━━ DATA ROWS ━━

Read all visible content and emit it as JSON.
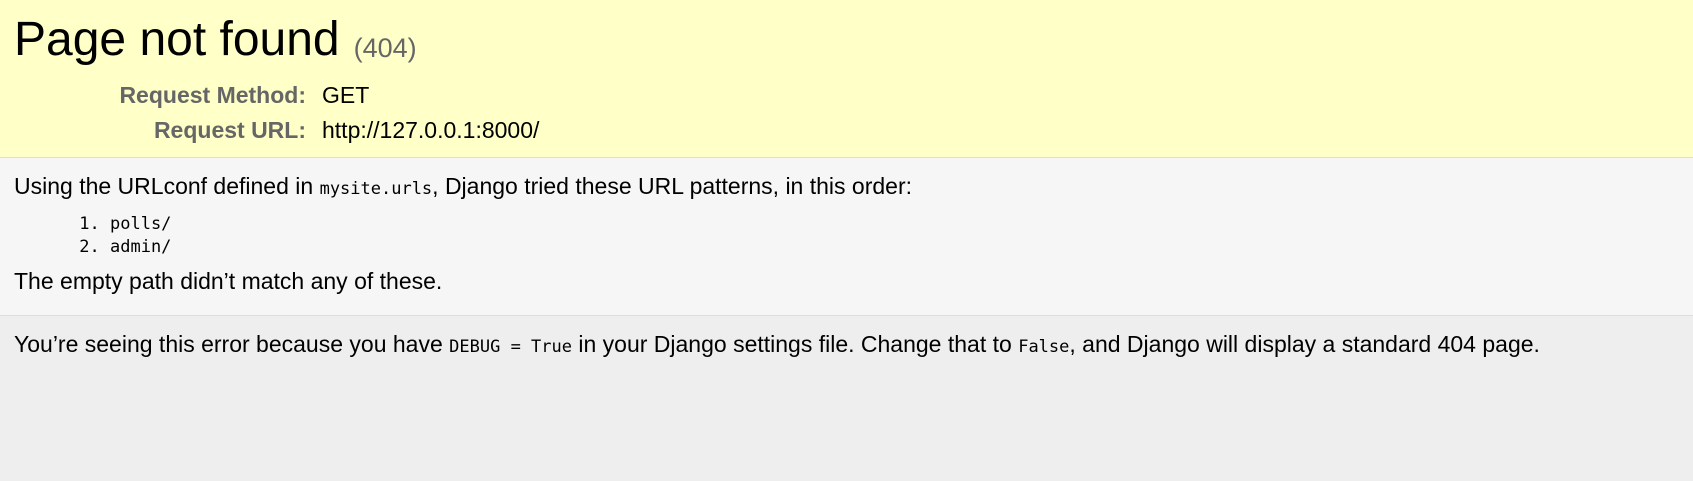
{
  "summary": {
    "title": "Page not found",
    "status_code": "(404)",
    "request_method_label": "Request Method:",
    "request_method_value": "GET",
    "request_url_label": "Request URL:",
    "request_url_value": "http://127.0.0.1:8000/"
  },
  "info": {
    "intro_before": "Using the URLconf defined in ",
    "urlconf": "mysite.urls",
    "intro_after": ", Django tried these URL patterns, in this order:",
    "patterns": [
      "polls/",
      "admin/"
    ],
    "no_match": "The empty path didn’t match any of these."
  },
  "explanation": {
    "part1": "You’re seeing this error because you have ",
    "debug_setting": "DEBUG = True",
    "part2": " in your Django settings file. Change that to ",
    "false_value": "False",
    "part3": ", and Django will display a standard 404 page."
  },
  "colors": {
    "summary_bg": "#ffffc8",
    "info_bg": "#f6f6f6",
    "explanation_bg": "#eeeeee",
    "label_gray": "#666666"
  }
}
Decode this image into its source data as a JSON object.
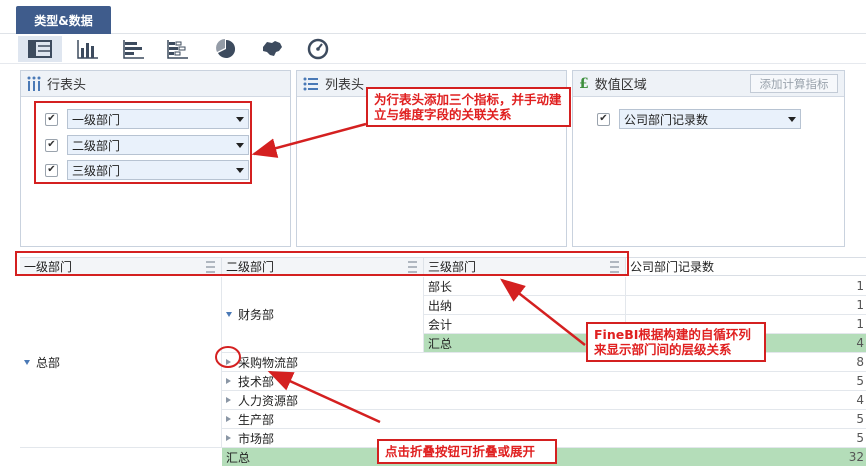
{
  "tab": {
    "label": "类型&数据"
  },
  "toolbar": {
    "icons": [
      "table-icon",
      "bar-chart-icon",
      "horizontal-bar-icon",
      "stacked-bar-icon",
      "pie-chart-icon",
      "map-icon",
      "gauge-icon"
    ]
  },
  "panels": {
    "row_header": {
      "title": "行表头",
      "fields": [
        "一级部门",
        "二级部门",
        "三级部门"
      ]
    },
    "col_header": {
      "title": "列表头"
    },
    "value_area": {
      "title": "数值区域",
      "calc_button": "添加计算指标",
      "fields": [
        "公司部门记录数"
      ]
    }
  },
  "table": {
    "headers": [
      "一级部门",
      "二级部门",
      "三级部门",
      "公司部门记录数"
    ],
    "level1": "总部",
    "finance": {
      "name": "财务部",
      "rows": [
        {
          "name": "部长",
          "value": "1"
        },
        {
          "name": "出纳",
          "value": "1"
        },
        {
          "name": "会计",
          "value": "1"
        }
      ],
      "subtotal_label": "汇总",
      "subtotal": "4"
    },
    "collapsed": [
      {
        "name": "采购物流部",
        "value": "8"
      },
      {
        "name": "技术部",
        "value": "5"
      },
      {
        "name": "人力资源部",
        "value": "4"
      },
      {
        "name": "生产部",
        "value": "5"
      },
      {
        "name": "市场部",
        "value": "5"
      }
    ],
    "total_label": "汇总",
    "total": "32"
  },
  "annotations": {
    "note1": "为行表头添加三个指标，并手动建立与维度字段的关联关系",
    "note2": "FineBI根据构建的自循环列来显示部门间的层级关系",
    "note3": "点击折叠按钮可折叠或展开"
  },
  "colors": {
    "accent": "#3f5c8c",
    "annotation": "#d42020",
    "total_row": "#b4ddb9"
  }
}
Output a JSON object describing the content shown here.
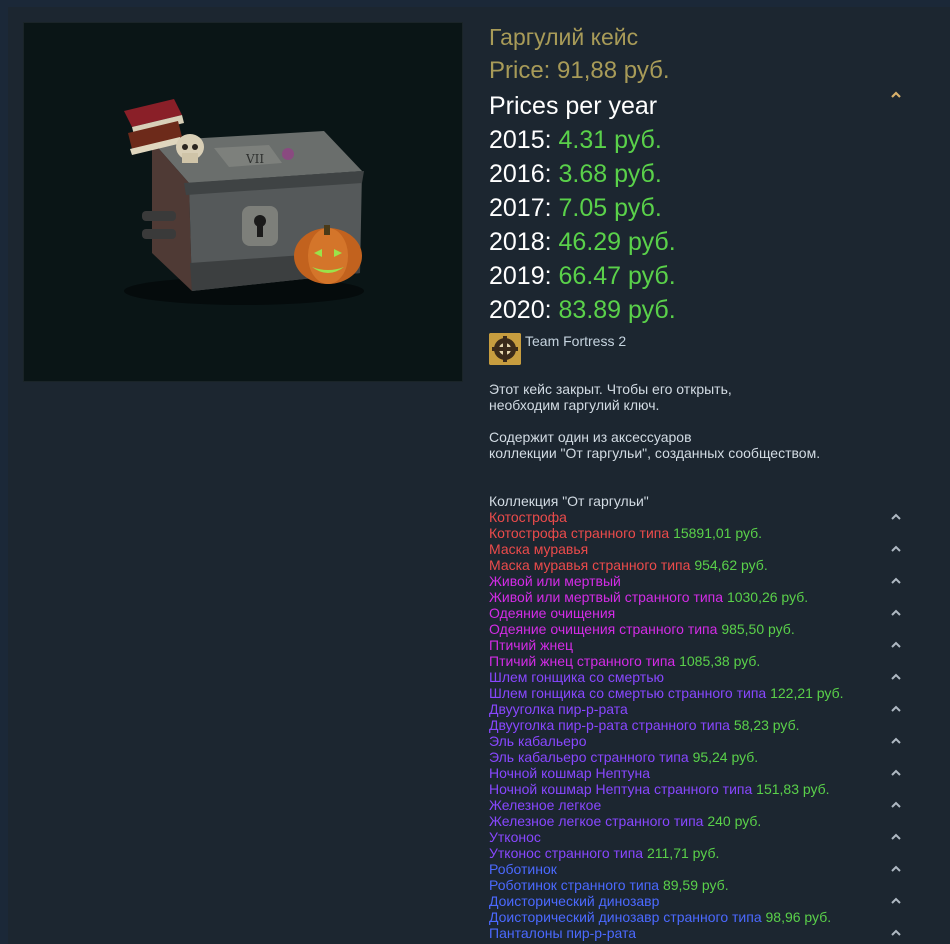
{
  "item": {
    "title": "Гаргулий кейс",
    "price": "Price: 91,88 руб."
  },
  "prices_per_year": {
    "label": "Prices per year",
    "years": [
      {
        "year": "2015:",
        "value": "4.31 руб."
      },
      {
        "year": "2016:",
        "value": "3.68 руб."
      },
      {
        "year": "2017:",
        "value": "7.05 руб."
      },
      {
        "year": "2018:",
        "value": "46.29 руб."
      },
      {
        "year": "2019:",
        "value": "66.47 руб."
      },
      {
        "year": "2020:",
        "value": "83.89 руб."
      }
    ]
  },
  "game": {
    "name": "Team Fortress 2",
    "icon": "tf2-icon"
  },
  "description": {
    "p1_line1": "Этот кейс закрыт. Чтобы его открыть,",
    "p1_line2": "необходим гаргулий ключ.",
    "p2_line1": "Содержит один из аксессуаров",
    "p2_line2": "коллекции \"От гаргульи\", созданных сообществом."
  },
  "collection": {
    "title": "Коллекция \"От гаргульи\"",
    "items": [
      {
        "name": "Котострофа",
        "strange": "Котострофа странного типа",
        "price": "15891,01 руб.",
        "color": "#eb4b4b"
      },
      {
        "name": "Маска муравья",
        "strange": "Маска муравья странного типа",
        "price": "954,62 руб.",
        "color": "#eb4b4b"
      },
      {
        "name": "Живой или мертвый",
        "strange": "Живой или мертвый странного типа",
        "price": "1030,26 руб.",
        "color": "#d32ce6"
      },
      {
        "name": "Одеяние очищения",
        "strange": "Одеяние очищения странного типа",
        "price": "985,50 руб.",
        "color": "#d32ce6"
      },
      {
        "name": "Птичий жнец",
        "strange": "Птичий жнец странного типа",
        "price": "1085,38 руб.",
        "color": "#d32ce6"
      },
      {
        "name": "Шлем гонщика со смертью",
        "strange": "Шлем гонщика со смертью странного типа",
        "price": "122,21 руб.",
        "color": "#8847ff"
      },
      {
        "name": "Двууголка пир-р-рата",
        "strange": "Двууголка пир-р-рата странного типа",
        "price": "58,23 руб.",
        "color": "#8847ff"
      },
      {
        "name": "Эль кабальеро",
        "strange": "Эль кабальеро странного типа",
        "price": "95,24 руб.",
        "color": "#8847ff"
      },
      {
        "name": "Ночной кошмар Нептуна",
        "strange": "Ночной кошмар Нептуна странного типа",
        "price": "151,83 руб.",
        "color": "#8847ff"
      },
      {
        "name": "Железное легкое",
        "strange": "Железное легкое странного типа",
        "price": "240 руб.",
        "color": "#8847ff"
      },
      {
        "name": "Утконос",
        "strange": "Утконос странного типа",
        "price": "211,71 руб.",
        "color": "#8847ff"
      },
      {
        "name": "Роботинок",
        "strange": "Роботинок странного типа",
        "price": "89,59 руб.",
        "color": "#4b69ff"
      },
      {
        "name": "Доисторический динозавр",
        "strange": "Доисторический динозавр странного типа",
        "price": "98,96 руб.",
        "color": "#4b69ff"
      },
      {
        "name": "Панталоны пир-р-рата",
        "strange": "",
        "price": "",
        "color": "#4b69ff"
      }
    ]
  },
  "colors": {
    "accent_gold": "#a89b58",
    "price_green": "#5ad14a",
    "background": "#1c2630"
  }
}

━━━

### YOUR GOAL
Take the listing and print it again exactly, but without any pictures.

### COMPLETE ANSWER
Read all visible content and emit it as JSON.
{
  "summary": {
    "title": "Page not found",
    "status_code": "(404)",
    "request_method_label": "Request Method:",
    "request_method_value": "GET",
    "request_url_label": "Request URL:",
    "request_url_value": "http://127.0.0.1:8000/"
  },
  "info": {
    "intro_before": "Using the URLconf defined in ",
    "urlconf": "mysite.urls",
    "intro_after": ", Django tried these URL patterns, in this order:",
    "patterns": [
      "polls/",
      "admin/"
    ],
    "no_match": "The empty path didn’t match any of these."
  },
  "explanation": {
    "part1": "You’re seeing this error because you have ",
    "debug_setting": "DEBUG = True",
    "part2": " in your Django settings file. Change that to ",
    "false_value": "False",
    "part3": ", and Django will display a standard 404 page."
  },
  "colors": {
    "summary_bg": "#ffffc8",
    "info_bg": "#f6f6f6",
    "explanation_bg": "#eeeeee",
    "label_gray": "#666666"
  }
}
Decode this image into its source data as a JSON object.
{
  "tab": {
    "label": "类型&数据"
  },
  "toolbar": {
    "icons": [
      "table-icon",
      "bar-chart-icon",
      "horizontal-bar-icon",
      "stacked-bar-icon",
      "pie-chart-icon",
      "map-icon",
      "gauge-icon"
    ]
  },
  "panels": {
    "row_header": {
      "title": "行表头",
      "fields": [
        "一级部门",
        "二级部门",
        "三级部门"
      ]
    },
    "col_header": {
      "title": "列表头"
    },
    "value_area": {
      "title": "数值区域",
      "calc_button": "添加计算指标",
      "fields": [
        "公司部门记录数"
      ]
    }
  },
  "table": {
    "headers": [
      "一级部门",
      "二级部门",
      "三级部门",
      "公司部门记录数"
    ],
    "level1": "总部",
    "finance": {
      "name": "财务部",
      "rows": [
        {
          "name": "部长",
          "value": "1"
        },
        {
          "name": "出纳",
          "value": "1"
        },
        {
          "name": "会计",
          "value": "1"
        }
      ],
      "subtotal_label": "汇总",
      "subtotal": "4"
    },
    "collapsed": [
      {
        "name": "采购物流部",
        "value": "8"
      },
      {
        "name": "技术部",
        "value": "5"
      },
      {
        "name": "人力资源部",
        "value": "4"
      },
      {
        "name": "生产部",
        "value": "5"
      },
      {
        "name": "市场部",
        "value": "5"
      }
    ],
    "total_label": "汇总",
    "total": "32"
  },
  "annotations": {
    "note1": "为行表头添加三个指标，并手动建立与维度字段的关联关系",
    "note2": "FineBI根据构建的自循环列来显示部门间的层级关系",
    "note3": "点击折叠按钮可折叠或展开"
  },
  "colors": {
    "accent": "#3f5c8c",
    "annotation": "#d42020",
    "total_row": "#b4ddb9"
  }
}
Output a JSON object describing the content shown here.
{
  "item": {
    "title": "Гаргулий кейс",
    "price": "Price: 91,88 руб."
  },
  "prices_per_year": {
    "label": "Prices per year",
    "years": [
      {
        "year": "2015:",
        "value": "4.31 руб."
      },
      {
        "year": "2016:",
        "value": "3.68 руб."
      },
      {
        "year": "2017:",
        "value": "7.05 руб."
      },
      {
        "year": "2018:",
        "value": "46.29 руб."
      },
      {
        "year": "2019:",
        "value": "66.47 руб."
      },
      {
        "year": "2020:",
        "value": "83.89 руб."
      }
    ]
  },
  "game": {
    "name": "Team Fortress 2",
    "icon": "tf2-icon"
  },
  "description": {
    "p1_line1": "Этот кейс закрыт. Чтобы его открыть,",
    "p1_line2": "необходим гаргулий ключ.",
    "p2_line1": "Содержит один из аксессуаров",
    "p2_line2": "коллекции \"От гаргульи\", созданных сообществом."
  },
  "collection": {
    "title": "Коллекция \"От гаргульи\"",
    "items": [
      {
        "name": "Котострофа",
        "strange": "Котострофа странного типа",
        "price": "15891,01 руб.",
        "color": "#eb4b4b"
      },
      {
        "name": "Маска муравья",
        "strange": "Маска муравья странного типа",
        "price": "954,62 руб.",
        "color": "#eb4b4b"
      },
      {
        "name": "Живой или мертвый",
        "strange": "Живой или мертвый странного типа",
        "price": "1030,26 руб.",
        "color": "#d32ce6"
      },
      {
        "name": "Одеяние очищения",
        "strange": "Одеяние очищения странного типа",
        "price": "985,50 руб.",
        "color": "#d32ce6"
      },
      {
        "name": "Птичий жнец",
        "strange": "Птичий жнец странного типа",
        "price": "1085,38 руб.",
        "color": "#d32ce6"
      },
      {
        "name": "Шлем гонщика со смертью",
        "strange": "Шлем гонщика со смертью странного типа",
        "price": "122,21 руб.",
        "color": "#8847ff"
      },
      {
        "name": "Двууголка пир-р-рата",
        "strange": "Двууголка пир-р-рата странного типа",
        "price": "58,23 руб.",
        "color": "#8847ff"
      },
      {
        "name": "Эль кабальеро",
        "strange": "Эль кабальеро странного типа",
        "price": "95,24 руб.",
        "color": "#8847ff"
      },
      {
        "name": "Ночной кошмар Нептуна",
        "strange": "Ночной кошмар Нептуна странного типа",
        "price": "151,83 руб.",
        "color": "#8847ff"
      },
      {
        "name": "Железное легкое",
        "strange": "Железное легкое странного типа",
        "price": "240 руб.",
        "color": "#8847ff"
      },
      {
        "name": "Утконос",
        "strange": "Утконос странного типа",
        "price": "211,71 руб.",
        "color": "#8847ff"
      },
      {
        "name": "Роботинок",
        "strange": "Роботинок странного типа",
        "price": "89,59 руб.",
        "color": "#4b69ff"
      },
      {
        "name": "Доисторический динозавр",
        "strange": "Доисторический динозавр странного типа",
        "price": "98,96 руб.",
        "color": "#4b69ff"
      },
      {
        "name": "Панталоны пир-р-рата",
        "strange": "",
        "price": "",
        "color": "#4b69ff"
      }
    ]
  },
  "colors": {
    "accent_gold": "#a89b58",
    "price_green": "#5ad14a",
    "background": "#1c2630"
  }
}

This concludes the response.